**** Records for this exercise

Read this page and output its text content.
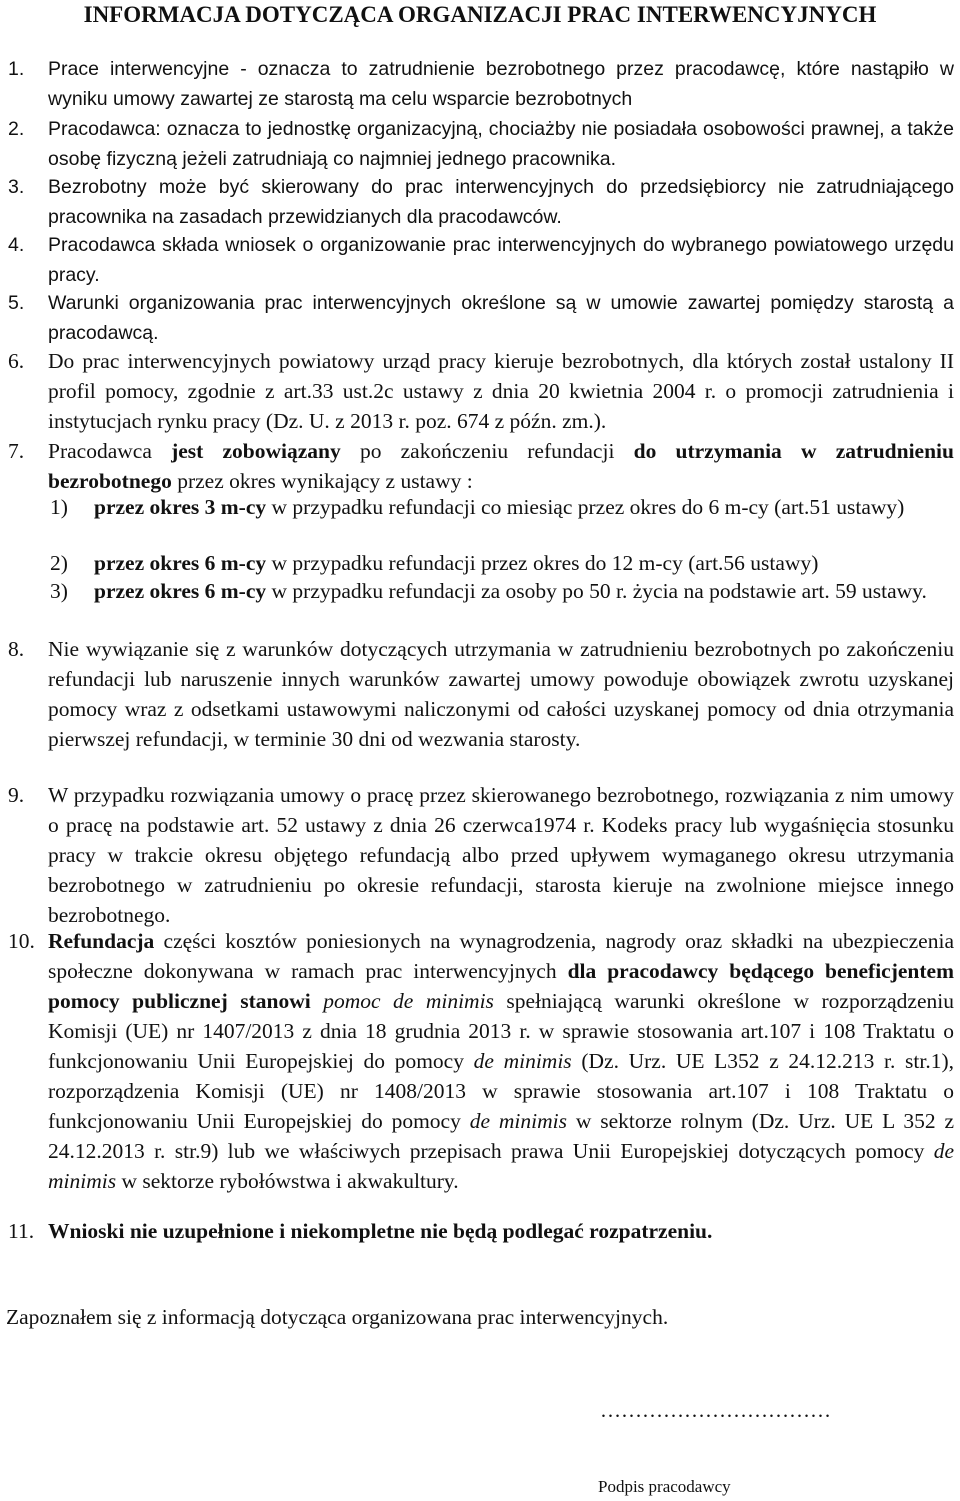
INFORMACJA DOTYCZĄCA ORGANIZACJI PRAC INTERWENCYJNYCH
1. Prace interwencyjne - oznacza to zatrudnienie bezrobotnego przez pracodawcę, które nastąpiło w wyniku umowy zawartej ze starostą ma celu wsparcie bezrobotnych
2. Pracodawca: oznacza to jednostkę organizacyjną, chociażby nie posiadała osobowości prawnej, a także osobę fizyczną jeżeli zatrudniają co najmniej jednego pracownika.
3. Bezrobotny może być skierowany do prac interwencyjnych do przedsiębiorcy nie zatrudniającego pracownika na zasadach przewidzianych dla pracodawców.
4. Pracodawca składa wniosek o organizowanie prac interwencyjnych do wybranego powiatowego urzędu pracy.
5. Warunki organizowania prac interwencyjnych określone są w umowie zawartej pomiędzy starostą a pracodawcą.
6. Do prac interwencyjnych powiatowy urząd pracy kieruje bezrobotnych, dla których został ustalony II profil pomocy, zgodnie z art.33 ust.2c ustawy z dnia 20 kwietnia 2004 r. o promocji zatrudnienia i instytucjach rynku pracy (Dz. U. z 2013 r. poz. 674 z późn. zm.).
7. Pracodawca jest zobowiązany po zakończeniu refundacji do utrzymania w zatrudnieniu bezrobotnego przez okres wynikający z ustawy :
1) przez okres 3 m-cy w przypadku refundacji co miesiąc przez okres do 6 m-cy (art.51 ustawy)
2) przez okres 6 m-cy w przypadku refundacji przez okres do 12 m-cy (art.56 ustawy)
3) przez okres 6 m-cy w przypadku refundacji za osoby po 50 r. życia na podstawie art. 59 ustawy.
8. Nie wywiązanie się z warunków dotyczących utrzymania w zatrudnieniu bezrobotnych po zakończeniu refundacji lub naruszenie innych warunków zawartej umowy powoduje obowiązek zwrotu uzyskanej pomocy wraz z odsetkami ustawowymi naliczonymi od całości uzyskanej pomocy od dnia otrzymania pierwszej refundacji, w terminie 30 dni od wezwania starosty.
9. W przypadku rozwiązania umowy o pracę przez skierowanego bezrobotnego, rozwiązania z nim umowy o pracę na podstawie art. 52 ustawy z dnia 26 czerwca1974 r. Kodeks pracy lub wygaśnięcia stosunku pracy w trakcie okresu objętego refundacją albo przed upływem wymaganego okresu utrzymania bezrobotnego w zatrudnieniu po okresie refundacji, starosta kieruje na zwolnione miejsce innego bezrobotnego.
10. Refundacja części kosztów poniesionych na wynagrodzenia, nagrody oraz składki na ubezpieczenia społeczne dokonywana w ramach prac interwencyjnych dla pracodawcy będącego beneficjentem pomocy publicznej stanowi pomoc de minimis spełniającą warunki określone w rozporządzeniu Komisji (UE) nr 1407/2013 z dnia 18 grudnia 2013 r. w sprawie stosowania art.107 i 108 Traktatu o funkcjonowaniu Unii Europejskiej do pomocy de minimis (Dz. Urz. UE L352 z 24.12.213 r. str.1), rozporządzenia Komisji (UE) nr 1408/2013 w sprawie stosowania art.107 i 108 Traktatu o funkcjonowaniu Unii Europejskiej do pomocy de minimis w sektorze rolnym (Dz. Urz. UE L 352 z 24.12.2013 r. str.9) lub we właściwych przepisach prawa Unii Europejskiej dotyczących pomocy de minimis w sektorze rybołówstwa i akwakultury.
11. Wnioski nie uzupełnione i niekompletne nie będą podlegać rozpatrzeniu.
Zapoznałem się z informacją dotycząca organizowana prac interwencyjnych.
……………………………
Podpis pracodawcy
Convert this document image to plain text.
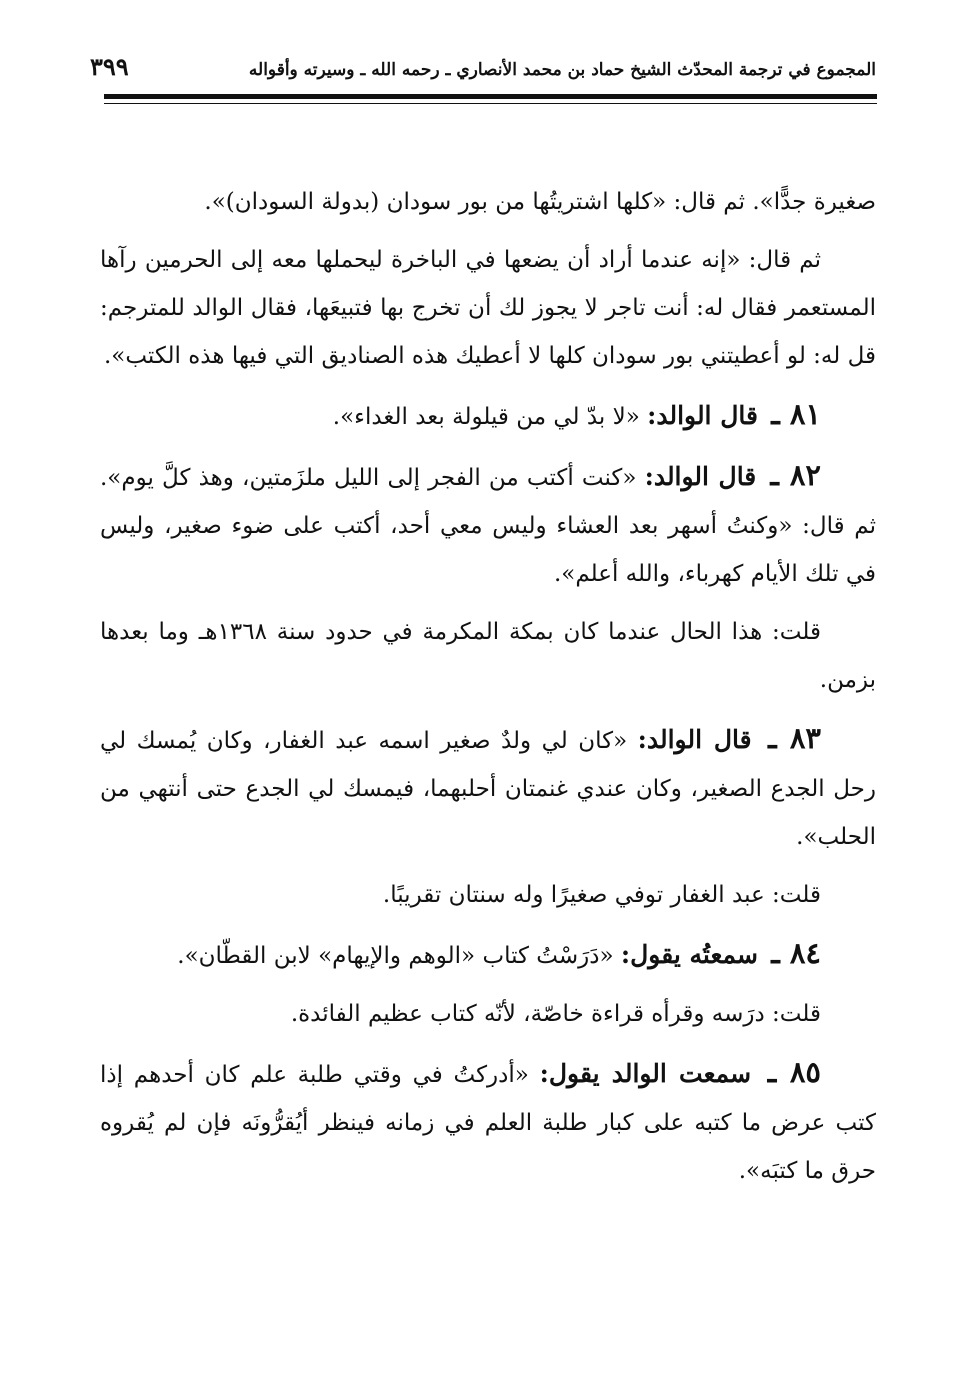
المجموع في ترجمة المحدّث الشيخ حماد بن محمد الأنصاري ـ رحمه الله ـ وسيرته وأقواله
٣٩٩

صغيرة جدًّا». ثم قال: «كلها اشتريتُها من بور سودان (بدولة السودان)».

ثم قال: «إنه عندما أراد أن يضعها في الباخرة ليحملها معه إلى الحرمين رآها المستعمر فقال له: أنت تاجر لا يجوز لك أن تخرج بها فتبيعَها، فقال الوالد للمترجم: قل له: لو أعطيتني بور سودان كلها لا أعطيك هذه الصناديق التي فيها هذه الكتب».

٨١ ـ قال الوالد: «لا بدّ لي من قيلولة بعد الغداء».

٨٢ ـ قال الوالد: «كنت أكتب من الفجر إلى الليل ملزَمتين، وهذ كلَّ يوم». ثم قال: «وكنتُ أسهر بعد العشاء وليس معي أحد، أكتب على ضوء صغير، وليس في تلك الأيام كهرباء، والله أعلم».

قلت: هذا الحال عندما كان بمكة المكرمة في حدود سنة ١٣٦٨هـ وما بعدها بزمن.

٨٣ ـ قال الوالد: «كان لي ولدٌ صغير اسمه عبد الغفار، وكان يُمسك لي رحل الجدع الصغير، وكان عندي غنمتان أحلبهما، فيمسك لي الجدع حتى أنتهي من الحلب».

قلت: عبد الغفار توفي صغيرًا وله سنتان تقريبًا.

٨٤ ـ سمعتُه يقول: «دَرَسْتُ كتاب «الوهم والإيهام» لابن القطّان».

قلت: درَسه وقرأه قراءة خاصّة، لأنّه كتاب عظيم الفائدة.

٨٥ ـ سمعت الوالد يقول: «أدركتُ في وقتي طلبة علم كان أحدهم إذا كتب عرض ما كتبه على كبار طلبة العلم في زمانه فينظر أيُقرُّونَه فإن لم يُقروه حرق ما كتبَه».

********

### Goal:
Count the lines above in which the word "كتاب" appears, then state only that count.

### In response:
2